• Supplied records
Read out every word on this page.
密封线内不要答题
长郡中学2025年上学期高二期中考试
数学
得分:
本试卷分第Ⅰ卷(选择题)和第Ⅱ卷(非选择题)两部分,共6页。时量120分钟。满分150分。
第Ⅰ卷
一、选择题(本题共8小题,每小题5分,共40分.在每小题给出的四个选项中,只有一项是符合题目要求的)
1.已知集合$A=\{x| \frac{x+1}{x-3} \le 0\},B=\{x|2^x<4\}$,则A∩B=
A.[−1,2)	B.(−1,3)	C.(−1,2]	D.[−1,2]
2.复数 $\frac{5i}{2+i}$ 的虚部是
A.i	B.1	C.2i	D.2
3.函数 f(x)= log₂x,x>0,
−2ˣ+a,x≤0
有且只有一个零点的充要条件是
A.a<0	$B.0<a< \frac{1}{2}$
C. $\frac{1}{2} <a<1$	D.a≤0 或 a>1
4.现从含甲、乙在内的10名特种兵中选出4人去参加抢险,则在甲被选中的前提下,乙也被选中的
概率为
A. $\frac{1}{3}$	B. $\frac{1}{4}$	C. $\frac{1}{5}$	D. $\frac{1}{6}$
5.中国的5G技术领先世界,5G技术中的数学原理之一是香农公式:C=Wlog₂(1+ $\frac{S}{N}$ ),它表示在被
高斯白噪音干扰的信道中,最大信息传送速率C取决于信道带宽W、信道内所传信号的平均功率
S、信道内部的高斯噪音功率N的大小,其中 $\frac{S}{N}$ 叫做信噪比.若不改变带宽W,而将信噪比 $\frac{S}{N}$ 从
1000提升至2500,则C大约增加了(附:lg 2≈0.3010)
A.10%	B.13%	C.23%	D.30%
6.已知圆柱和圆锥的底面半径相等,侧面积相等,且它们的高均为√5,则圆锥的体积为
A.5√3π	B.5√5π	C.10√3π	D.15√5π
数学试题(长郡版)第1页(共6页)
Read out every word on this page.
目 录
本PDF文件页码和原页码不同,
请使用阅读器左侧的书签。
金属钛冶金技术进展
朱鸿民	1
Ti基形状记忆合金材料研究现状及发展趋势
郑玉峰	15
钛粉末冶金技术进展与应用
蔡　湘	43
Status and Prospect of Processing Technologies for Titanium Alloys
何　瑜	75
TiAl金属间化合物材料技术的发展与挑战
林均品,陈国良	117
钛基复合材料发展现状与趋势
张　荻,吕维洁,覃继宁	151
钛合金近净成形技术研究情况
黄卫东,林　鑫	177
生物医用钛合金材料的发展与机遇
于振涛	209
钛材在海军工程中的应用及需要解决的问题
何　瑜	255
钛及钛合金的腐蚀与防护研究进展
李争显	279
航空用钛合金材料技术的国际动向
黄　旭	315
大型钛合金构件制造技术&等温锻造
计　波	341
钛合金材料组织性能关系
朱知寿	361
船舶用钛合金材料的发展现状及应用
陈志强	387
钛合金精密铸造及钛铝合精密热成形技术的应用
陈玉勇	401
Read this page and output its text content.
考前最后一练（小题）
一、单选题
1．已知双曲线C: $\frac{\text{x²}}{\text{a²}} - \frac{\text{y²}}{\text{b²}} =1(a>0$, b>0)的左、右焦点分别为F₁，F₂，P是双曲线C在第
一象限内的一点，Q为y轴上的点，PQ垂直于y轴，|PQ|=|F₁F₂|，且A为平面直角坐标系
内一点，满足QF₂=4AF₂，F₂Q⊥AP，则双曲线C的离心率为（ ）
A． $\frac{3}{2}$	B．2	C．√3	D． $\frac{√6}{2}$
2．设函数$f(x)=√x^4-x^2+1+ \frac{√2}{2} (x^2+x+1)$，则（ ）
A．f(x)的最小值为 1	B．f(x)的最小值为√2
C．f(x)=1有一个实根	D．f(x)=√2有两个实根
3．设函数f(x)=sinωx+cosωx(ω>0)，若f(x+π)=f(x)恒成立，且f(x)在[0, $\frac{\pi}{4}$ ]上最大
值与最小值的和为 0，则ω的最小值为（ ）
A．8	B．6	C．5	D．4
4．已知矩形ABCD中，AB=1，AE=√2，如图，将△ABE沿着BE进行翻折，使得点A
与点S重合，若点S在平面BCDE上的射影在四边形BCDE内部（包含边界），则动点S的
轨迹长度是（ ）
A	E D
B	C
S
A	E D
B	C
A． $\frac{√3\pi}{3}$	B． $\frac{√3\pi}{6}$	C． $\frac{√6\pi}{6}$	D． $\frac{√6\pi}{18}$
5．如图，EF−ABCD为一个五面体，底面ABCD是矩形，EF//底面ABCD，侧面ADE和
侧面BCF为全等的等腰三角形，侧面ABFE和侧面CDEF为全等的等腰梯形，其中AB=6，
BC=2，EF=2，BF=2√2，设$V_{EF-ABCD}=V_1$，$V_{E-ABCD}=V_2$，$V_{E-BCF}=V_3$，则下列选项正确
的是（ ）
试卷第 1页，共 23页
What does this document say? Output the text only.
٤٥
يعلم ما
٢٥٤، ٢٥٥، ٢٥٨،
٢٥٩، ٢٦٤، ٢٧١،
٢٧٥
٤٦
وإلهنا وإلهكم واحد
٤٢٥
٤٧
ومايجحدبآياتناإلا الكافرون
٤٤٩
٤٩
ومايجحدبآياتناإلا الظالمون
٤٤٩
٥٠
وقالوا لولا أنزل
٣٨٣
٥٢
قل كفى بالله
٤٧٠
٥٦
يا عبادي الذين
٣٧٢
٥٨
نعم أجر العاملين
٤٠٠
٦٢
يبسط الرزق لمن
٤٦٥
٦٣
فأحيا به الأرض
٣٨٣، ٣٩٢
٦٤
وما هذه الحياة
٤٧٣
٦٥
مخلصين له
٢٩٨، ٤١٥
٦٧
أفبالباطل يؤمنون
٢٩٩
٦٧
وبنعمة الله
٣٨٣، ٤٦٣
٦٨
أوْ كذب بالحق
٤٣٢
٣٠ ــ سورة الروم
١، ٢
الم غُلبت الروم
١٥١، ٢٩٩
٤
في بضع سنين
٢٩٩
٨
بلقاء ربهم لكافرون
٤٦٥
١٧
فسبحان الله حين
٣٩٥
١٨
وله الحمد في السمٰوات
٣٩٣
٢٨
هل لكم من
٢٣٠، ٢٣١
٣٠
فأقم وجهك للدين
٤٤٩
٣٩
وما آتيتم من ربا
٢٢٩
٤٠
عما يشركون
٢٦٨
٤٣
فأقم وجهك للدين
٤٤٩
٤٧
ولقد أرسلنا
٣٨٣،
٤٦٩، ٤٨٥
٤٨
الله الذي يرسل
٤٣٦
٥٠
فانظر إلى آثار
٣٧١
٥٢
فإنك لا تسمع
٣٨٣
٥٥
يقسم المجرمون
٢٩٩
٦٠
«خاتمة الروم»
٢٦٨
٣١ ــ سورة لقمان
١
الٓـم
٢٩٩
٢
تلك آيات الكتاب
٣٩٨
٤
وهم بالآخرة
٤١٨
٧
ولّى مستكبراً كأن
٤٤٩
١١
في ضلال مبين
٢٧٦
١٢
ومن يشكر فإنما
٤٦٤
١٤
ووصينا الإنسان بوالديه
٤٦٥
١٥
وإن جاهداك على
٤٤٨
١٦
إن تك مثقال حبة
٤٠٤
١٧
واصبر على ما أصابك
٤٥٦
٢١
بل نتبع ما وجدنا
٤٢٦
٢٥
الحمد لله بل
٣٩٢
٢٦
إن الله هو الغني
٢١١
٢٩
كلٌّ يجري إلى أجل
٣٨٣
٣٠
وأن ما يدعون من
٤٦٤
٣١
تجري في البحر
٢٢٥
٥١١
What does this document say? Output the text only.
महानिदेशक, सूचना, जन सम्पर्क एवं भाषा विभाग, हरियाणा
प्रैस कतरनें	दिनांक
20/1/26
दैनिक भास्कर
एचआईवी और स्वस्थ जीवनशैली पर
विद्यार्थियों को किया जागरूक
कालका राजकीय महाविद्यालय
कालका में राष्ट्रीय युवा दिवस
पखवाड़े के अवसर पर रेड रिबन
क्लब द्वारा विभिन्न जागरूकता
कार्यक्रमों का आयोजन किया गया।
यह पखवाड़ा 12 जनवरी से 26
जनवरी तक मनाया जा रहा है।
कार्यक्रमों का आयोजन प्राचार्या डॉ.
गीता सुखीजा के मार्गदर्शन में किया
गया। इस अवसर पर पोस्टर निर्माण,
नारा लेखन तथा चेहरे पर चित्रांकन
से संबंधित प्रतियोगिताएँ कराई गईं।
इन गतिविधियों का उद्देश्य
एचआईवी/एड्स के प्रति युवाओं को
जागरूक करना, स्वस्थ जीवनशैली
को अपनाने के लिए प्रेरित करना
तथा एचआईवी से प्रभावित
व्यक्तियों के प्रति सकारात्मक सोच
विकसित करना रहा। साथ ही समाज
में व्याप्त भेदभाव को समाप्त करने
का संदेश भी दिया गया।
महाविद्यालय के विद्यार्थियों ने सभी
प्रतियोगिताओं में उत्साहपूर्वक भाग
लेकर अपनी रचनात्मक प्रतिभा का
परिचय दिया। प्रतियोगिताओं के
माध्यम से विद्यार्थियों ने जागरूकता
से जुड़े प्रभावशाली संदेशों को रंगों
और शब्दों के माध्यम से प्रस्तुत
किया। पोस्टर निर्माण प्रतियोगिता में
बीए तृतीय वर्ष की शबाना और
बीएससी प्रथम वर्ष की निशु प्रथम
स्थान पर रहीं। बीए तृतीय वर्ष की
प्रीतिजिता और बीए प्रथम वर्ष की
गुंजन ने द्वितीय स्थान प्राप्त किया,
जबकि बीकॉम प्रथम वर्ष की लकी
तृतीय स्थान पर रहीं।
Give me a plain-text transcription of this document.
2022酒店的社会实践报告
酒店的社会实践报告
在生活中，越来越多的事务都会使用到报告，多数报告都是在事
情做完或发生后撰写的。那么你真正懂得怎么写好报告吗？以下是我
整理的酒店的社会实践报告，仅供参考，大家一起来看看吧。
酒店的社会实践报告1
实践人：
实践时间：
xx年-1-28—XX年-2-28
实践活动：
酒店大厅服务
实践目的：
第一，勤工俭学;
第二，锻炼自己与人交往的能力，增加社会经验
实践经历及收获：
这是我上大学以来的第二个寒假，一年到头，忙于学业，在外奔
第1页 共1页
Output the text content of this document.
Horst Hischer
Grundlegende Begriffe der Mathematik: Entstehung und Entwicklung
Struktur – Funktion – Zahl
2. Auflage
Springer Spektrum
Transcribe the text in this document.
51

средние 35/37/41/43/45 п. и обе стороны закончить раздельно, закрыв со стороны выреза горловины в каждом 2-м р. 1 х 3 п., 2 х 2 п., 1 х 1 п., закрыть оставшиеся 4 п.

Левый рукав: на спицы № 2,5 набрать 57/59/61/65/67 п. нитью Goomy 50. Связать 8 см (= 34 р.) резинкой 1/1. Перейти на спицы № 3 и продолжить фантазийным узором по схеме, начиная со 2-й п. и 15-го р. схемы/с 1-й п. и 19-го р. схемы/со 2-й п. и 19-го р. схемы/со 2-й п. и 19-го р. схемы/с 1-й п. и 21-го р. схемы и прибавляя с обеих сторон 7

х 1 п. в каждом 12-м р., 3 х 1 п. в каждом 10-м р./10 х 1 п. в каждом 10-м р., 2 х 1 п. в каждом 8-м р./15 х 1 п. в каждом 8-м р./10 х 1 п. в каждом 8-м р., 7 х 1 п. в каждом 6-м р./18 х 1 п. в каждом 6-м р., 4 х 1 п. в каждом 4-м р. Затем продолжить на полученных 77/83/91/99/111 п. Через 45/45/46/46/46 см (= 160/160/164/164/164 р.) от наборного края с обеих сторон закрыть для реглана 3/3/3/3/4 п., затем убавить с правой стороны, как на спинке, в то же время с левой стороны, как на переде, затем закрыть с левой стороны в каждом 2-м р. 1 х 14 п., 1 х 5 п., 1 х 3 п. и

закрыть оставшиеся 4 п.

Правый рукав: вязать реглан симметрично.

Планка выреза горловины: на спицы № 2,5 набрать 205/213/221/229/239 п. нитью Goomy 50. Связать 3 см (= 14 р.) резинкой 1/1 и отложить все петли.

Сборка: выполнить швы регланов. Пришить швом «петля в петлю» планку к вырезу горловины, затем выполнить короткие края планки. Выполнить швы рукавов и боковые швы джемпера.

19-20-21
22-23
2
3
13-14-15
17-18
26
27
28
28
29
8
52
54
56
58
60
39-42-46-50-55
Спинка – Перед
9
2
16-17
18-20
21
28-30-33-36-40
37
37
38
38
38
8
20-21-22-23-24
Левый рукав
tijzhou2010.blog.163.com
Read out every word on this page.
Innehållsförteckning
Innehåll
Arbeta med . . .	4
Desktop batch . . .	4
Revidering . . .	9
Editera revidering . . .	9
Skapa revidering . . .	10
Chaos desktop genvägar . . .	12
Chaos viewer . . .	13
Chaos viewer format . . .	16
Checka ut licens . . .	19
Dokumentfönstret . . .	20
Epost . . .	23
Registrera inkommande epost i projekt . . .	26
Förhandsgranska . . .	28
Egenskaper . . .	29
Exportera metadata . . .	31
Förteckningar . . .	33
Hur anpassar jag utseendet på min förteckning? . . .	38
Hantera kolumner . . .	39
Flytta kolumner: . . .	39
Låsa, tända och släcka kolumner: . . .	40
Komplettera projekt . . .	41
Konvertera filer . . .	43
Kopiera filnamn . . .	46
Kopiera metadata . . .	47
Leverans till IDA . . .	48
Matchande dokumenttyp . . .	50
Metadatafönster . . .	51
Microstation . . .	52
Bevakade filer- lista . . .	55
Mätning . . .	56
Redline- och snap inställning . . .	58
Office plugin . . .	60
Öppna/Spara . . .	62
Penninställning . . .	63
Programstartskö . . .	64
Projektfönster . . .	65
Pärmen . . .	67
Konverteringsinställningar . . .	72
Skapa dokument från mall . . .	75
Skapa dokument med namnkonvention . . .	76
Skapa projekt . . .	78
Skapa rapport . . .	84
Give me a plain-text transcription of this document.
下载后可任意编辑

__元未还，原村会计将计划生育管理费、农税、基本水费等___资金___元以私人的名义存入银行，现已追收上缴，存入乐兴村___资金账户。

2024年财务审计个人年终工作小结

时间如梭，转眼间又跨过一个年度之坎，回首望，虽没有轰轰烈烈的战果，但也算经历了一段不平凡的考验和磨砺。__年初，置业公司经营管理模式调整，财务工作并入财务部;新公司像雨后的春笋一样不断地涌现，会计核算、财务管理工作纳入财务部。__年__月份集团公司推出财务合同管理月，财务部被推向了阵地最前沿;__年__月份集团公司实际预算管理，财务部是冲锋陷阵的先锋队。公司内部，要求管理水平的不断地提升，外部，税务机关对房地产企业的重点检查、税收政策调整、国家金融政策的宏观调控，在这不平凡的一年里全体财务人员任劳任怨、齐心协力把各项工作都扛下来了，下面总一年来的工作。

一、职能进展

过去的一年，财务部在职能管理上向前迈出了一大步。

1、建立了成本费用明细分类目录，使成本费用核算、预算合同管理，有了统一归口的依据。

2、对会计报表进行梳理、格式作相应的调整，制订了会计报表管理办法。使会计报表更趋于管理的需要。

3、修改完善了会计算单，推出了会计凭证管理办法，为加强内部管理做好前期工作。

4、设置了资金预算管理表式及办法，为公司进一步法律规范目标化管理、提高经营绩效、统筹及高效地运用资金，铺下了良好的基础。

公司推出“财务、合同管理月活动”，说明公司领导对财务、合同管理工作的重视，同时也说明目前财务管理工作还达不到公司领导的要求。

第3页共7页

• Goal of the exercise
Pick out and copy the lines of the material that include the word "горловины".

• Task result
средние 35/37/41/43/45 п. и обе стороны закончить раздельно, закрыв со стороны выреза горловины в каждом 2-м р. 1 х 3 п., 2 х 2 п., 1 х 1 п., закрыть оставшиеся 4 п.
Планка выреза горловины: на спицы № 2,5 набрать 205/213/221/229/239 п. нитью Goomy 50. Связать 3 см (= 14 р.) резинкой 1/1 и отложить все петли.
Сборка: выполнить швы регланов. Пришить швом «петля в петлю» планку к вырезу горловины, затем выполнить короткие края планки. Выполнить швы рукавов и боковые швы джемпера.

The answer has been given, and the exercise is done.